[Data excerpts]
***
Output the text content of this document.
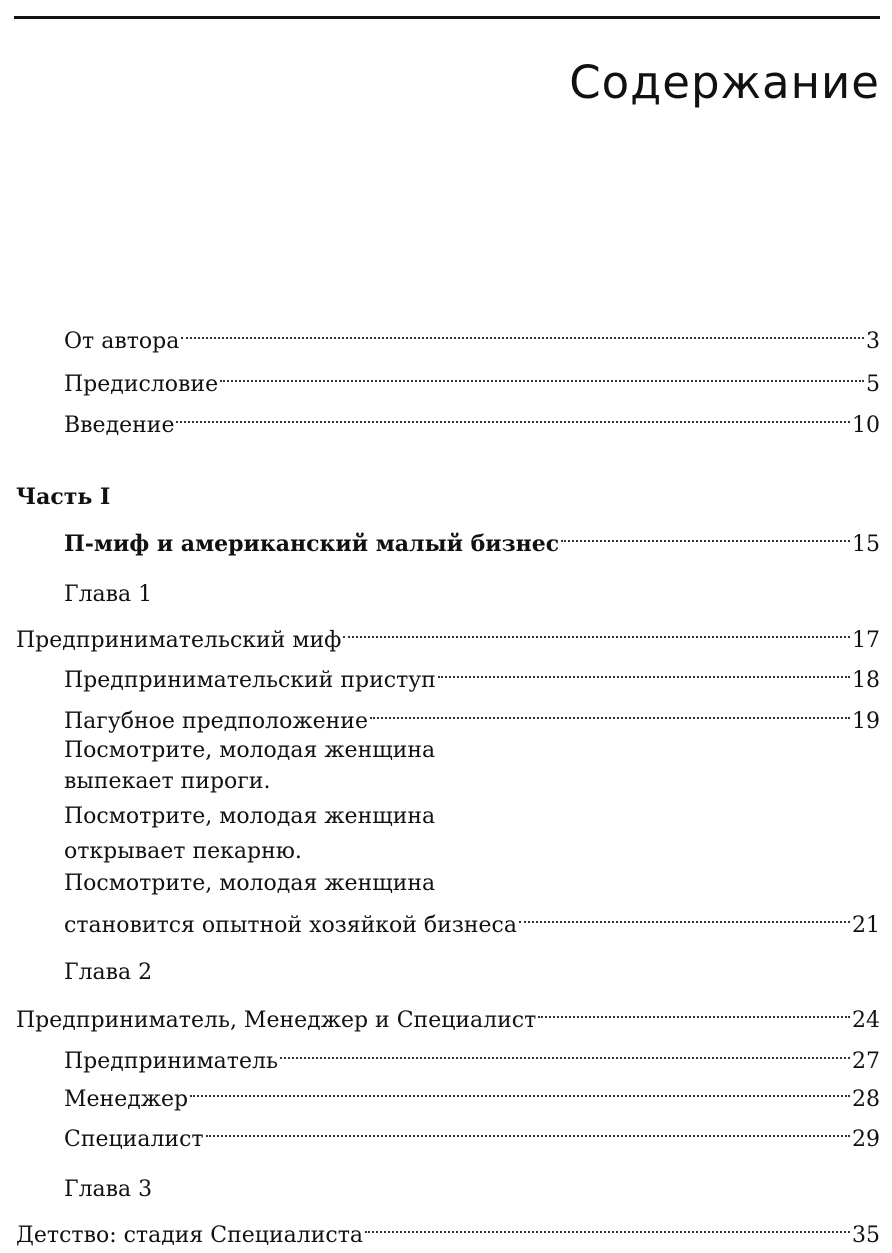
Содержание
От автора	3
Предисловие	5
Введение	10
Часть I
П-миф и американский малый бизнес	15
Глава 1
Предпринимательский миф	17
Предпринимательский приступ	18
Пагубное предположение	19
Посмотрите, молодая женщина
выпекает пироги.
Посмотрите, молодая женщина
открывает пекарню.
Посмотрите, молодая женщина
становится опытной хозяйкой бизнеса	21
Глава 2
Предприниматель, Менеджер и Специалист	24
Предприниматель	27
Менеджер	28
Специалист	29
Глава 3
Детство: стадия Специалиста	35
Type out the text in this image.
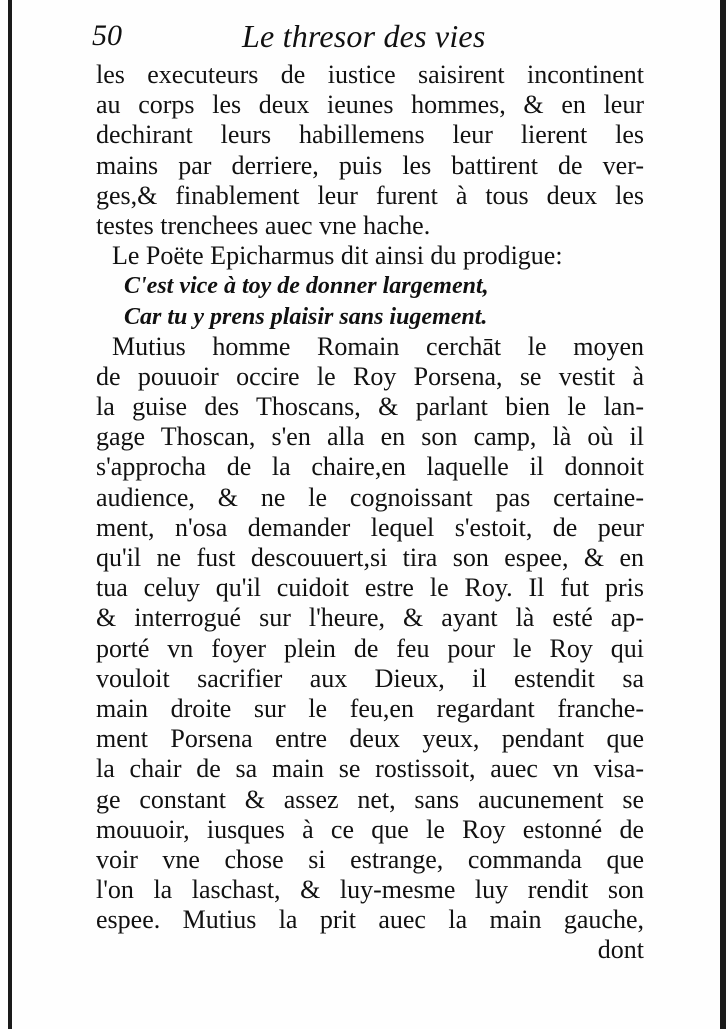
50	Le thresor des vies
les executeurs de iustice saisirent incontinent
au corps les deux ieunes hommes, & en leur
dechirant leurs habillemens leur lierent les
mains par derriere, puis les battirent de ver-
ges,& finablement leur furent à tous deux les
testes trenchees auec vne hache.
Le Poëte Epicharmus dit ainsi du prodigue:
C'est vice à toy de donner largement,
Car tu y prens plaisir sans iugement.
Mutius homme Romain cerchāt le moyen
de pouuoir occire le Roy Porsena, se vestit à
la guise des Thoscans, & parlant bien le lan-
gage Thoscan, s'en alla en son camp, là où il
s'approcha de la chaire,en laquelle il donnoit
audience, & ne le cognoissant pas certaine-
ment, n'osa demander lequel s'estoit, de peur
qu'il ne fust descouuert,si tira son espee, & en
tua celuy qu'il cuidoit estre le Roy. Il fut pris
& interrogué sur l'heure, & ayant là esté ap-
porté vn foyer plein de feu pour le Roy qui
vouloit sacrifier aux Dieux, il estendit sa
main droite sur le feu,en regardant franche-
ment Porsena entre deux yeux, pendant que
la chair de sa main se rostissoit, auec vn visa-
ge constant & assez net, sans aucunement se
mouuoir, iusques à ce que le Roy estonné de
voir vne chose si estrange, commanda que
l'on la laschast, & luy-mesme luy rendit son
espee. Mutius la prit auec la main gauche,
dont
***
## CHALLENGE:
Return all of the data exactly as written, and drop the pictures.

## RESPONSE TO THE TASK:
Output the text content of this document.
Содержание
От автора	3
Предисловие	5
Введение	10
Часть I
П-миф и американский малый бизнес	15
Глава 1
Предпринимательский миф	17
Предпринимательский приступ	18
Пагубное предположение	19
Посмотрите, молодая женщина
выпекает пироги.
Посмотрите, молодая женщина
открывает пекарню.
Посмотрите, молодая женщина
становится опытной хозяйкой бизнеса	21
Глава 2
Предприниматель, Менеджер и Специалист	24
Предприниматель	27
Менеджер	28
Специалист	29
Глава 3
Детство: стадия Специалиста	35
Type out the text in this image.
50	Le thresor des vies
les executeurs de iustice saisirent incontinent
au corps les deux ieunes hommes, & en leur
dechirant leurs habillemens leur lierent les
mains par derriere, puis les battirent de ver-
ges,& finablement leur furent à tous deux les
testes trenchees auec vne hache.
Le Poëte Epicharmus dit ainsi du prodigue:
C'est vice à toy de donner largement,
Car tu y prens plaisir sans iugement.
Mutius homme Romain cerchāt le moyen
de pouuoir occire le Roy Porsena, se vestit à
la guise des Thoscans, & parlant bien le lan-
gage Thoscan, s'en alla en son camp, là où il
s'approcha de la chaire,en laquelle il donnoit
audience, & ne le cognoissant pas certaine-
ment, n'osa demander lequel s'estoit, de peur
qu'il ne fust descouuert,si tira son espee, & en
tua celuy qu'il cuidoit estre le Roy. Il fut pris
& interrogué sur l'heure, & ayant là esté ap-
porté vn foyer plein de feu pour le Roy qui
vouloit sacrifier aux Dieux, il estendit sa
main droite sur le feu,en regardant franche-
ment Porsena entre deux yeux, pendant que
la chair de sa main se rostissoit, auec vn visa-
ge constant & assez net, sans aucunement se
mouuoir, iusques à ce que le Roy estonné de
voir vne chose si estrange, commanda que
l'on la laschast, & luy-mesme luy rendit son
espee. Mutius la prit auec la main gauche,
dont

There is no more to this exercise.